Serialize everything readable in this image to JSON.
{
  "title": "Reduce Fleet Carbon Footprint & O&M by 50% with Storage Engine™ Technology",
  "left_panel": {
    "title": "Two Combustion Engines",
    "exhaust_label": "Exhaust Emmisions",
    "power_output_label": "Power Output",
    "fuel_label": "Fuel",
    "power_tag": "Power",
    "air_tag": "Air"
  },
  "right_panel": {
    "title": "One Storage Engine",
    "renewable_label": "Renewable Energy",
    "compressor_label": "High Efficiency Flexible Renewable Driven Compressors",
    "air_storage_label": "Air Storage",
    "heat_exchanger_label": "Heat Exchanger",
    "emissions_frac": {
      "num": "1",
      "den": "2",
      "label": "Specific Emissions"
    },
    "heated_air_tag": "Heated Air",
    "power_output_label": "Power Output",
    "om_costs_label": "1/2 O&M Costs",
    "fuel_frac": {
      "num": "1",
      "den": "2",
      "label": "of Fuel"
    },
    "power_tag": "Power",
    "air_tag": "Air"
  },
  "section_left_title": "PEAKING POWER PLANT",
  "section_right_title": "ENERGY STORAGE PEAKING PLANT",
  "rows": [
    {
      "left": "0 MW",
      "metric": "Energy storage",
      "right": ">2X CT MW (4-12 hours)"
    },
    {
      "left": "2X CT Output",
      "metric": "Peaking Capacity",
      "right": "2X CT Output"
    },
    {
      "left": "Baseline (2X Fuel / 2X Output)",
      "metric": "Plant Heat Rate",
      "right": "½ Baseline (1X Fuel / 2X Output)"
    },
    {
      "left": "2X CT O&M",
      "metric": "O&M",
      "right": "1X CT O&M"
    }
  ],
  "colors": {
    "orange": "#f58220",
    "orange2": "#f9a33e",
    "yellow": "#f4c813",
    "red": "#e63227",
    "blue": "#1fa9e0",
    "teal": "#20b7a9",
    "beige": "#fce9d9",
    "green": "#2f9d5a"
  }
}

+ + + +

TASK REQUIREMENTS>
The entries above must be returned exactly.

SOLUTION BELOW>
Serialize everything readable in this image to JSON.
{
  "title": "Reduce Fleet Carbon Footprint & O&M by 50% with Storage Engine™ Technology",
  "left_panel": {
    "title": "Two Combustion Engines",
    "exhaust_label": "Exhaust Emmisions",
    "power_output_label": "Power Output",
    "fuel_label": "Fuel",
    "power_tag": "Power",
    "air_tag": "Air"
  },
  "right_panel": {
    "title": "One Storage Engine",
    "renewable_label": "Renewable Energy",
    "compressor_label": "High Efficiency Flexible Renewable Driven Compressors",
    "air_storage_label": "Air Storage",
    "heat_exchanger_label": "Heat Exchanger",
    "emissions_frac": {
      "num": "1",
      "den": "2",
      "label": "Specific Emissions"
    },
    "heated_air_tag": "Heated Air",
    "power_output_label": "Power Output",
    "om_costs_label": "1/2 O&M Costs",
    "fuel_frac": {
      "num": "1",
      "den": "2",
      "label": "of Fuel"
    },
    "power_tag": "Power",
    "air_tag": "Air"
  },
  "section_left_title": "PEAKING POWER PLANT",
  "section_right_title": "ENERGY STORAGE PEAKING PLANT",
  "rows": [
    {
      "left": "0 MW",
      "metric": "Energy storage",
      "right": ">2X CT MW (4-12 hours)"
    },
    {
      "left": "2X CT Output",
      "metric": "Peaking Capacity",
      "right": "2X CT Output"
    },
    {
      "left": "Baseline (2X Fuel / 2X Output)",
      "metric": "Plant Heat Rate",
      "right": "½ Baseline (1X Fuel / 2X Output)"
    },
    {
      "left": "2X CT O&M",
      "metric": "O&M",
      "right": "1X CT O&M"
    }
  ],
  "colors": {
    "orange": "#f58220",
    "orange2": "#f9a33e",
    "yellow": "#f4c813",
    "red": "#e63227",
    "blue": "#1fa9e0",
    "teal": "#20b7a9",
    "beige": "#fce9d9",
    "green": "#2f9d5a"
  }
}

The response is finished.